▶ [Exercise prompt]
Print, please, the line that contains "Serialize everything readable" and each line after it to the end of the entries, unchanged and with nothing else.

▶ [Listing]
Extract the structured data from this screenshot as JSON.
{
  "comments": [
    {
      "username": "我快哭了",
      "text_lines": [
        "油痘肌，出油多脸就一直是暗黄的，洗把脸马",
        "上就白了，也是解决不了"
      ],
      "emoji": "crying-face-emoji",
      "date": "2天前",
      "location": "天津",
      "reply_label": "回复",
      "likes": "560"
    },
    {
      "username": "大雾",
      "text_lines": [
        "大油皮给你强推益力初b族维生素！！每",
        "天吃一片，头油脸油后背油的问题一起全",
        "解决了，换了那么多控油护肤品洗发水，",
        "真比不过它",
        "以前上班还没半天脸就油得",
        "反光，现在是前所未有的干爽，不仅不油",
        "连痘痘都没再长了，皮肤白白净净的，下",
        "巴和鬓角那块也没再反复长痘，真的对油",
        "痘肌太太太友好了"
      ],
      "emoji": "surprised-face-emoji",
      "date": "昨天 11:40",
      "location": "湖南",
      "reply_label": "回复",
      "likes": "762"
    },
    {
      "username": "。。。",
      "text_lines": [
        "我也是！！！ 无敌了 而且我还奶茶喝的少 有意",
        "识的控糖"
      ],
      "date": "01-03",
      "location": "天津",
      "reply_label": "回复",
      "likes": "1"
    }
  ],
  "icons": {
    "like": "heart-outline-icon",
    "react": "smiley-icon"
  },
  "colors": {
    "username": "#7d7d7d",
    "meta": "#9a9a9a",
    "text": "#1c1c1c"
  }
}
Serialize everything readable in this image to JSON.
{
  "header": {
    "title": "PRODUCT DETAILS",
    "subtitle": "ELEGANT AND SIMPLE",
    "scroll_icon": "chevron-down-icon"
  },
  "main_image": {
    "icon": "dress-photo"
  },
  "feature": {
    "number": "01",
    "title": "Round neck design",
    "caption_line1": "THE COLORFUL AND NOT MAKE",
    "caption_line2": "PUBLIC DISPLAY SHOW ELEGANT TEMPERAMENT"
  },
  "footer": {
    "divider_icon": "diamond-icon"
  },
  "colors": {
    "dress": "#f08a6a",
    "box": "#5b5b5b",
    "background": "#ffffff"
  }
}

▶ [Output of the exercise]
Serialize everything readable in this image to JSON.
{
  "header": {
    "title": "PRODUCT DETAILS",
    "subtitle": "ELEGANT AND SIMPLE",
    "scroll_icon": "chevron-down-icon"
  },
  "main_image": {
    "icon": "dress-photo"
  },
  "feature": {
    "number": "01",
    "title": "Round neck design",
    "caption_line1": "THE COLORFUL AND NOT MAKE",
    "caption_line2": "PUBLIC DISPLAY SHOW ELEGANT TEMPERAMENT"
  },
  "footer": {
    "divider_icon": "diamond-icon"
  },
  "colors": {
    "dress": "#f08a6a",
    "box": "#5b5b5b",
    "background": "#ffffff"
  }
}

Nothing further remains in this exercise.